-- Challenge --
Transcribe the listing in full, excluding any pictures.

BEGIN

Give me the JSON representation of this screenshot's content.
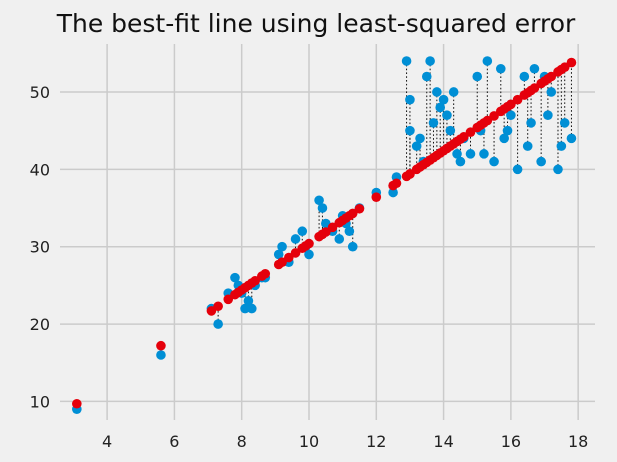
{
  "chart_data": {
    "type": "scatter",
    "title": "The best-fit line using least-squared error",
    "xlabel": "",
    "ylabel": "",
    "xlim": [
      2.6,
      18.5
    ],
    "ylim": [
      7.6,
      56.2
    ],
    "xticks": [
      4,
      6,
      8,
      10,
      12,
      14,
      16,
      18
    ],
    "yticks": [
      10,
      20,
      30,
      40,
      50
    ],
    "grid": true,
    "legend": "none",
    "fit_line": {
      "slope": 3.0,
      "intercept": 0.4
    },
    "colors": {
      "observed": "#008fd5",
      "fitted": "#e5000b",
      "residual": "#111111",
      "background": "#f0f0f0",
      "grid": "#cbcbcb"
    },
    "series": [
      {
        "kind": "observed",
        "x": [
          3.1,
          5.6,
          7.1,
          7.3,
          7.6,
          7.8,
          7.9,
          8.0,
          8.1,
          8.2,
          8.3,
          8.4,
          8.6,
          8.7,
          9.1,
          9.2,
          9.4,
          9.6,
          9.8,
          9.9,
          10.0,
          10.3,
          10.4,
          10.5,
          10.7,
          10.9,
          11.0,
          11.1,
          11.2,
          11.3,
          11.5,
          12.0,
          12.5,
          12.6,
          12.9,
          13.0,
          13.0,
          13.2,
          13.3,
          13.5,
          13.6,
          13.7,
          13.8,
          14.0,
          14.1,
          14.2,
          14.4,
          14.5,
          14.6,
          14.8,
          15.0,
          15.1,
          15.3,
          15.5,
          15.7,
          15.9,
          16.0,
          16.2,
          16.4,
          16.5,
          16.7,
          16.9,
          17.0,
          17.2,
          17.4,
          17.6,
          17.8,
          13.4,
          13.9,
          14.3,
          15.2,
          15.8,
          16.6,
          17.1,
          17.5
        ],
        "y": [
          9,
          16,
          22,
          20,
          24,
          26,
          25,
          24,
          22,
          23,
          22,
          25,
          26,
          26,
          29,
          30,
          28,
          31,
          32,
          30,
          29,
          36,
          35,
          33,
          32,
          31,
          34,
          33,
          32,
          30,
          35,
          37,
          37,
          39,
          54,
          49,
          45,
          43,
          44,
          52,
          54,
          46,
          50,
          49,
          47,
          45,
          42,
          41,
          44,
          42,
          52,
          45,
          54,
          41,
          53,
          45,
          47,
          40,
          52,
          43,
          53,
          41,
          52,
          50,
          40,
          46,
          44,
          41,
          48,
          50,
          42,
          44,
          46,
          47,
          43
        ]
      },
      {
        "kind": "fitted",
        "x": [
          3.1,
          5.6,
          7.1,
          7.3,
          7.6,
          7.8,
          7.9,
          8.0,
          8.1,
          8.2,
          8.3,
          8.4,
          8.6,
          8.7,
          9.1,
          9.2,
          9.4,
          9.6,
          9.8,
          9.9,
          10.0,
          10.3,
          10.4,
          10.5,
          10.7,
          10.9,
          11.0,
          11.1,
          11.2,
          11.3,
          11.5,
          12.0,
          12.5,
          12.6,
          12.9,
          13.0,
          13.0,
          13.2,
          13.3,
          13.5,
          13.6,
          13.7,
          13.8,
          14.0,
          14.1,
          14.2,
          14.4,
          14.5,
          14.6,
          14.8,
          15.0,
          15.1,
          15.3,
          15.5,
          15.7,
          15.9,
          16.0,
          16.2,
          16.4,
          16.5,
          16.7,
          16.9,
          17.0,
          17.2,
          17.4,
          17.6,
          17.8,
          13.4,
          13.9,
          14.3,
          15.2,
          15.8,
          16.6,
          17.1,
          17.5
        ],
        "y": [
          9.7,
          17.2,
          21.7,
          22.3,
          23.2,
          23.8,
          24.1,
          24.4,
          24.7,
          25.0,
          25.3,
          25.6,
          26.2,
          26.5,
          27.7,
          28.0,
          28.6,
          29.2,
          29.8,
          30.1,
          30.4,
          31.3,
          31.6,
          31.9,
          32.5,
          33.1,
          33.4,
          33.7,
          34.0,
          34.3,
          34.9,
          36.4,
          37.9,
          38.2,
          39.1,
          39.4,
          39.4,
          40.0,
          40.3,
          40.9,
          41.2,
          41.5,
          41.8,
          42.4,
          42.7,
          43.0,
          43.6,
          43.9,
          44.2,
          44.8,
          45.4,
          45.7,
          46.3,
          46.9,
          47.5,
          48.1,
          48.4,
          49.0,
          49.6,
          49.9,
          50.5,
          51.1,
          51.4,
          52.0,
          52.6,
          53.2,
          53.8,
          40.6,
          42.1,
          43.3,
          46.0,
          47.8,
          50.2,
          51.7,
          52.9
        ]
      }
    ]
  }
}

END

-- In response --
Give me the JSON representation of this screenshot's content.
{
  "chart_data": {
    "type": "scatter",
    "title": "The best-fit line using least-squared error",
    "xlabel": "",
    "ylabel": "",
    "xlim": [
      2.6,
      18.5
    ],
    "ylim": [
      7.6,
      56.2
    ],
    "xticks": [
      4,
      6,
      8,
      10,
      12,
      14,
      16,
      18
    ],
    "yticks": [
      10,
      20,
      30,
      40,
      50
    ],
    "grid": true,
    "legend": "none",
    "fit_line": {
      "slope": 3.0,
      "intercept": 0.4
    },
    "colors": {
      "observed": "#008fd5",
      "fitted": "#e5000b",
      "residual": "#111111",
      "background": "#f0f0f0",
      "grid": "#cbcbcb"
    },
    "series": [
      {
        "kind": "observed",
        "x": [
          3.1,
          5.6,
          7.1,
          7.3,
          7.6,
          7.8,
          7.9,
          8.0,
          8.1,
          8.2,
          8.3,
          8.4,
          8.6,
          8.7,
          9.1,
          9.2,
          9.4,
          9.6,
          9.8,
          9.9,
          10.0,
          10.3,
          10.4,
          10.5,
          10.7,
          10.9,
          11.0,
          11.1,
          11.2,
          11.3,
          11.5,
          12.0,
          12.5,
          12.6,
          12.9,
          13.0,
          13.0,
          13.2,
          13.3,
          13.5,
          13.6,
          13.7,
          13.8,
          14.0,
          14.1,
          14.2,
          14.4,
          14.5,
          14.6,
          14.8,
          15.0,
          15.1,
          15.3,
          15.5,
          15.7,
          15.9,
          16.0,
          16.2,
          16.4,
          16.5,
          16.7,
          16.9,
          17.0,
          17.2,
          17.4,
          17.6,
          17.8,
          13.4,
          13.9,
          14.3,
          15.2,
          15.8,
          16.6,
          17.1,
          17.5
        ],
        "y": [
          9,
          16,
          22,
          20,
          24,
          26,
          25,
          24,
          22,
          23,
          22,
          25,
          26,
          26,
          29,
          30,
          28,
          31,
          32,
          30,
          29,
          36,
          35,
          33,
          32,
          31,
          34,
          33,
          32,
          30,
          35,
          37,
          37,
          39,
          54,
          49,
          45,
          43,
          44,
          52,
          54,
          46,
          50,
          49,
          47,
          45,
          42,
          41,
          44,
          42,
          52,
          45,
          54,
          41,
          53,
          45,
          47,
          40,
          52,
          43,
          53,
          41,
          52,
          50,
          40,
          46,
          44,
          41,
          48,
          50,
          42,
          44,
          46,
          47,
          43
        ]
      },
      {
        "kind": "fitted",
        "x": [
          3.1,
          5.6,
          7.1,
          7.3,
          7.6,
          7.8,
          7.9,
          8.0,
          8.1,
          8.2,
          8.3,
          8.4,
          8.6,
          8.7,
          9.1,
          9.2,
          9.4,
          9.6,
          9.8,
          9.9,
          10.0,
          10.3,
          10.4,
          10.5,
          10.7,
          10.9,
          11.0,
          11.1,
          11.2,
          11.3,
          11.5,
          12.0,
          12.5,
          12.6,
          12.9,
          13.0,
          13.0,
          13.2,
          13.3,
          13.5,
          13.6,
          13.7,
          13.8,
          14.0,
          14.1,
          14.2,
          14.4,
          14.5,
          14.6,
          14.8,
          15.0,
          15.1,
          15.3,
          15.5,
          15.7,
          15.9,
          16.0,
          16.2,
          16.4,
          16.5,
          16.7,
          16.9,
          17.0,
          17.2,
          17.4,
          17.6,
          17.8,
          13.4,
          13.9,
          14.3,
          15.2,
          15.8,
          16.6,
          17.1,
          17.5
        ],
        "y": [
          9.7,
          17.2,
          21.7,
          22.3,
          23.2,
          23.8,
          24.1,
          24.4,
          24.7,
          25.0,
          25.3,
          25.6,
          26.2,
          26.5,
          27.7,
          28.0,
          28.6,
          29.2,
          29.8,
          30.1,
          30.4,
          31.3,
          31.6,
          31.9,
          32.5,
          33.1,
          33.4,
          33.7,
          34.0,
          34.3,
          34.9,
          36.4,
          37.9,
          38.2,
          39.1,
          39.4,
          39.4,
          40.0,
          40.3,
          40.9,
          41.2,
          41.5,
          41.8,
          42.4,
          42.7,
          43.0,
          43.6,
          43.9,
          44.2,
          44.8,
          45.4,
          45.7,
          46.3,
          46.9,
          47.5,
          48.1,
          48.4,
          49.0,
          49.6,
          49.9,
          50.5,
          51.1,
          51.4,
          52.0,
          52.6,
          53.2,
          53.8,
          40.6,
          42.1,
          43.3,
          46.0,
          47.8,
          50.2,
          51.7,
          52.9
        ]
      }
    ]
  }
}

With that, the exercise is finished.